Wherever the word "Peak" shows up in a line, please copy that line.

***** Material provided *****

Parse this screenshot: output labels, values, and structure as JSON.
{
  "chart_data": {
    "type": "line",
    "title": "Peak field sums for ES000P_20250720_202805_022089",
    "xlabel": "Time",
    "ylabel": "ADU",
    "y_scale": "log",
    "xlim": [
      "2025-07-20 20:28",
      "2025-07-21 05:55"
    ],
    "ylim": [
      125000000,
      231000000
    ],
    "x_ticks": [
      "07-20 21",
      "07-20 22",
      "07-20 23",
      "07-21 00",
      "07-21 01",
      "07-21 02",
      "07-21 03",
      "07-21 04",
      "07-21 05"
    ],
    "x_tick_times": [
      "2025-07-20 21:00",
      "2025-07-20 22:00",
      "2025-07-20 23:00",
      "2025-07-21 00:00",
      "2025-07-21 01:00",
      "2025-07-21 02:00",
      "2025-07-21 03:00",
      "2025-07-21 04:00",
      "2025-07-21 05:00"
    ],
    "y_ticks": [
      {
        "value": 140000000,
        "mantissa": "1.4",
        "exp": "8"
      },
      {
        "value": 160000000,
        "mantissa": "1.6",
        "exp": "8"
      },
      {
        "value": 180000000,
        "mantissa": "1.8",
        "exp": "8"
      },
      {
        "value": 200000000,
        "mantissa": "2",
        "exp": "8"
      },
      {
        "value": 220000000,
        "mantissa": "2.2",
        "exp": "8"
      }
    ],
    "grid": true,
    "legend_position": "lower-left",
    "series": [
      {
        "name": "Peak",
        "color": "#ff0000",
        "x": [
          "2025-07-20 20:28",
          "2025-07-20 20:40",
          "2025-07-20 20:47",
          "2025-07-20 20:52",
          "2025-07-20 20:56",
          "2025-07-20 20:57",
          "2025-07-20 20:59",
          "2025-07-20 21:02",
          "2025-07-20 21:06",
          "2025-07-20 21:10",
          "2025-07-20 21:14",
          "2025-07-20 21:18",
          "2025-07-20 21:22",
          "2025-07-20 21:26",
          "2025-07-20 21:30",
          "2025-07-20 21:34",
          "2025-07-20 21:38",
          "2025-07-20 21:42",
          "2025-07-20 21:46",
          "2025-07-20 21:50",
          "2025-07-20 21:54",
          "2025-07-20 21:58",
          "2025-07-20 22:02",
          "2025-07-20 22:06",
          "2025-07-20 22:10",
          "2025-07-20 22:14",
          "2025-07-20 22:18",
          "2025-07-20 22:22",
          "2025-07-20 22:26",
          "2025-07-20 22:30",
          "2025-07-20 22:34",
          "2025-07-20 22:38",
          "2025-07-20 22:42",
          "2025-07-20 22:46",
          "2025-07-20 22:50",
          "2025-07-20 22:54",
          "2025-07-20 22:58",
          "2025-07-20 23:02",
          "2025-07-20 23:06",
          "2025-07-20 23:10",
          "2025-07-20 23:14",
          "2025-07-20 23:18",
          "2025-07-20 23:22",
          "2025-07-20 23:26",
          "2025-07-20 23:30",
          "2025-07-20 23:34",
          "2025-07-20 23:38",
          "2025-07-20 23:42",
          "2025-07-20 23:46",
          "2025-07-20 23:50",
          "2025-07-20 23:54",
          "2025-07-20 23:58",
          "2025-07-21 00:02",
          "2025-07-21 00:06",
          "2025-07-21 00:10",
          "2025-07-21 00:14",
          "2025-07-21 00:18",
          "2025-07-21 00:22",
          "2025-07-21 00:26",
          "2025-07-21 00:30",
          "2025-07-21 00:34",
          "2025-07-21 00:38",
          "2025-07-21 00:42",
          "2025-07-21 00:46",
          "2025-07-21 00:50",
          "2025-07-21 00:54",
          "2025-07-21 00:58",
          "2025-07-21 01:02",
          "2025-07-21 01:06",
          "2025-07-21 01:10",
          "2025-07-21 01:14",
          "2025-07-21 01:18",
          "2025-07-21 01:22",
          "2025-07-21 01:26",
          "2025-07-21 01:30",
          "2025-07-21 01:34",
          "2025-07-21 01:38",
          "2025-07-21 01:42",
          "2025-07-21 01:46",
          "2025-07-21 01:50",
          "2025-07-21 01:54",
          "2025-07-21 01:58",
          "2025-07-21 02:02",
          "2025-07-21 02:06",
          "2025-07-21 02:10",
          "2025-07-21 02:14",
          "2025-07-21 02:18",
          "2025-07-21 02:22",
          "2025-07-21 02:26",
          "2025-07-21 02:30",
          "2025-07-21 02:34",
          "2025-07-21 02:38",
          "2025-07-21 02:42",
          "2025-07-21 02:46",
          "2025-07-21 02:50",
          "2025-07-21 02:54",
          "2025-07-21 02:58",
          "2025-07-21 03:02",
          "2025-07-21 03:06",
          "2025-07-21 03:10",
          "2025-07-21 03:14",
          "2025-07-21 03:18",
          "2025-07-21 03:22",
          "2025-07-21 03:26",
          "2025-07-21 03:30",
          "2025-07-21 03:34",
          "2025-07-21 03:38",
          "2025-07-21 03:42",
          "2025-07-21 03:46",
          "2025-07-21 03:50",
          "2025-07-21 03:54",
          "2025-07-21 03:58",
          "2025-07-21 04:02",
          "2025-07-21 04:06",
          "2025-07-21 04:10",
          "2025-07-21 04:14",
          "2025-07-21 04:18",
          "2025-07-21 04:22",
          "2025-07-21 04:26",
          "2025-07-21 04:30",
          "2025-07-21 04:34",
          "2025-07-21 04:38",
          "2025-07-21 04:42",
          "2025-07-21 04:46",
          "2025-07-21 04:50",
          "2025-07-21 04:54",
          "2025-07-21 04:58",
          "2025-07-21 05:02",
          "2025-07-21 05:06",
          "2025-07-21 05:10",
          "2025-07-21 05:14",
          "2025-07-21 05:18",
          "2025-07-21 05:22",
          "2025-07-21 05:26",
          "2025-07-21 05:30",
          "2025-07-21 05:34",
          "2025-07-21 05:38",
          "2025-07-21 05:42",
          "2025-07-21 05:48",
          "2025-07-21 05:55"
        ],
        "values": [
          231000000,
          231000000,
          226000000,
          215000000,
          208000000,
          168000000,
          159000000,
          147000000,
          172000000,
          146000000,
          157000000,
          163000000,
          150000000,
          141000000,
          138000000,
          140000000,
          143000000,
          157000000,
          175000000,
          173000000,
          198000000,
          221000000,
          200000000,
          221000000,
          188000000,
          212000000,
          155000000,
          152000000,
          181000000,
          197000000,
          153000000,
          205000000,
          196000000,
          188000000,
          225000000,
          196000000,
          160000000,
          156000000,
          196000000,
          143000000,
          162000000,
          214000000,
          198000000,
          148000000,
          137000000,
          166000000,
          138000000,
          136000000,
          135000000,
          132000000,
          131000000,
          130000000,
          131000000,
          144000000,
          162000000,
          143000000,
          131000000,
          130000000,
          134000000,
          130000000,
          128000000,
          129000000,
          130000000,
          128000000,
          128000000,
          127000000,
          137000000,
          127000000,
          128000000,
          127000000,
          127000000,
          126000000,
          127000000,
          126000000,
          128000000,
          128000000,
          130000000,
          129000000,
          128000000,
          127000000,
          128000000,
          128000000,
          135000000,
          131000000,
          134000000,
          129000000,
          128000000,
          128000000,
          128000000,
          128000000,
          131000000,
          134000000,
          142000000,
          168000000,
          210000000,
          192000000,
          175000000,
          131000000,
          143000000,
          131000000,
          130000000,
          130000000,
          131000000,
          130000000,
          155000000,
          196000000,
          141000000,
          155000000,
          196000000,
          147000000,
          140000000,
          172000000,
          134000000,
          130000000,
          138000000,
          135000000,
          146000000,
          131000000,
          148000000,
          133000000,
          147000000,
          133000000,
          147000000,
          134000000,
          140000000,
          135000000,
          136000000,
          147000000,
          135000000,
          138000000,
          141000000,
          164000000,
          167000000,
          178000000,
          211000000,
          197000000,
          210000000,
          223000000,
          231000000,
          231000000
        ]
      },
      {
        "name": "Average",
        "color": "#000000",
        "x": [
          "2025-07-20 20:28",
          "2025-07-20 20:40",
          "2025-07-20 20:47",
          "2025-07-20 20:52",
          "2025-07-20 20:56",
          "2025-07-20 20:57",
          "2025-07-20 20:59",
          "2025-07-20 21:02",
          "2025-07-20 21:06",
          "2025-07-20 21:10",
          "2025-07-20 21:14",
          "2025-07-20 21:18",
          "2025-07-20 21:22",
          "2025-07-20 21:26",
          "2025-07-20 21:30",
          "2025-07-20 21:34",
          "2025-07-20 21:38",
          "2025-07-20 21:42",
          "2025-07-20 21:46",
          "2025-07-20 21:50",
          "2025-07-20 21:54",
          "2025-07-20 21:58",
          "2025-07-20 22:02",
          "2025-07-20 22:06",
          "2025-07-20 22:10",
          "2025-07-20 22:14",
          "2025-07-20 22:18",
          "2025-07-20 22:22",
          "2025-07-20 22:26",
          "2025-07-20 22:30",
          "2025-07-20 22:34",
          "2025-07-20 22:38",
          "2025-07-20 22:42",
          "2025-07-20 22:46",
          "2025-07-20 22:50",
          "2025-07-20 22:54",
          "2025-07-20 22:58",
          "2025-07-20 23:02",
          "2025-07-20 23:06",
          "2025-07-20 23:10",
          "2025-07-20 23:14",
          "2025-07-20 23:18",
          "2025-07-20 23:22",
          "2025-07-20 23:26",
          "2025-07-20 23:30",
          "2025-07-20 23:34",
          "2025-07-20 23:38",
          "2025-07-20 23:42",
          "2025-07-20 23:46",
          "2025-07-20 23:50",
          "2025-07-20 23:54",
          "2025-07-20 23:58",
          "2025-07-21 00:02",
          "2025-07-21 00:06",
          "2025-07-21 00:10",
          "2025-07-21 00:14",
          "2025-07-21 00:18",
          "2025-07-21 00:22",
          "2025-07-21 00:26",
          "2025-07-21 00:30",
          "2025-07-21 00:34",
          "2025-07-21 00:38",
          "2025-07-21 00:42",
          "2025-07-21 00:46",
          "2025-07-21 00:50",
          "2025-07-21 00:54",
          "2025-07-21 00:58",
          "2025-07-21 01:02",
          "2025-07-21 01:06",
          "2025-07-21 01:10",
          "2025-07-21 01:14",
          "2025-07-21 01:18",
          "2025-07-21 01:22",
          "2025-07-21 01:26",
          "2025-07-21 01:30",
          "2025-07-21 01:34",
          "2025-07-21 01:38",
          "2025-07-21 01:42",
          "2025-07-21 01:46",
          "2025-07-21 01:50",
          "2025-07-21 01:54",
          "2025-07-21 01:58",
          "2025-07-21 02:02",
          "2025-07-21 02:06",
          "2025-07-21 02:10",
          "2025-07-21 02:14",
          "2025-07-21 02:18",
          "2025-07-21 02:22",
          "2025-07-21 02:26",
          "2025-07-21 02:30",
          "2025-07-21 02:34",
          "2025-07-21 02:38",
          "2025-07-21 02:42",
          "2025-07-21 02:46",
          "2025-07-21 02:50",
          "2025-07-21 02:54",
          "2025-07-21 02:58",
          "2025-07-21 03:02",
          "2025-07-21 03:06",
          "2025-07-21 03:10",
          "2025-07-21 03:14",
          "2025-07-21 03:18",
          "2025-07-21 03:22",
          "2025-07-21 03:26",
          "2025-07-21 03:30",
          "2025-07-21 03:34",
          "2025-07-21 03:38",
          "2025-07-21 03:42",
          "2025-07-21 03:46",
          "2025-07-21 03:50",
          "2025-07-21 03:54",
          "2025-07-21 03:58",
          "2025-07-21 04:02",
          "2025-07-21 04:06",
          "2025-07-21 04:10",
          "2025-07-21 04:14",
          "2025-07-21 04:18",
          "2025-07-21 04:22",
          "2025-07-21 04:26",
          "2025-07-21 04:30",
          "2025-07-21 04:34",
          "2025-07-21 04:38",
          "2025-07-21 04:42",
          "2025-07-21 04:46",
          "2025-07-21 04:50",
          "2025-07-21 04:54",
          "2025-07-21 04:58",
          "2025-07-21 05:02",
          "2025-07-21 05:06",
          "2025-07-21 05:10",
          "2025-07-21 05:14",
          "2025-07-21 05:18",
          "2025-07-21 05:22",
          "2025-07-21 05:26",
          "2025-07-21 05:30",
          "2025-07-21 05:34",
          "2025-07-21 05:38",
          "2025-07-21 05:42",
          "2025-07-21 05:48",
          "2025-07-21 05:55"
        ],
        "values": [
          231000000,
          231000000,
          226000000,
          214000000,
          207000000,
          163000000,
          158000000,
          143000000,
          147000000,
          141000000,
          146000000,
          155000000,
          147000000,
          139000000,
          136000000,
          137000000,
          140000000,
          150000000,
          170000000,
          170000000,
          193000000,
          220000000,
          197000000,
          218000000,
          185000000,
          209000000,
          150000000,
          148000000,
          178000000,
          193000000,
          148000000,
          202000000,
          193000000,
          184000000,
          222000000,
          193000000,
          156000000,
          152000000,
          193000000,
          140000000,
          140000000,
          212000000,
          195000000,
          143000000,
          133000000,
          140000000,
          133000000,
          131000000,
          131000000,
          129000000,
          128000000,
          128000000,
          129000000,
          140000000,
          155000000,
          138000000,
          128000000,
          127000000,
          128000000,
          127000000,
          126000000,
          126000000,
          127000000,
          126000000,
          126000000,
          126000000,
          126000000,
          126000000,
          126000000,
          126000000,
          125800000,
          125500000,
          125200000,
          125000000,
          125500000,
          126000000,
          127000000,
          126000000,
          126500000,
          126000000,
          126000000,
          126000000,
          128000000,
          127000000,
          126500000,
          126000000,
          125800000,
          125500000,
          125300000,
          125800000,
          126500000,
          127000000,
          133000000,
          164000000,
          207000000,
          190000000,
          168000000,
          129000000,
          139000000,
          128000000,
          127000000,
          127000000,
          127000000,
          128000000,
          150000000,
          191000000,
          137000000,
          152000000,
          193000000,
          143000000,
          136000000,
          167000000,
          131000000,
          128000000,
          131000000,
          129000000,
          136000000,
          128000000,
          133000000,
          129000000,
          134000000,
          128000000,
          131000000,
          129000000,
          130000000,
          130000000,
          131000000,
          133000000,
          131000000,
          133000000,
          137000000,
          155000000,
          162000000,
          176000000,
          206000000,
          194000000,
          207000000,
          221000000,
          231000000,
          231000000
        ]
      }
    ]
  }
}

*****

--- Result for this task ---
    "title": "Peak field sums for ES000P_20250720_202805_022089",
        "name": "Peak",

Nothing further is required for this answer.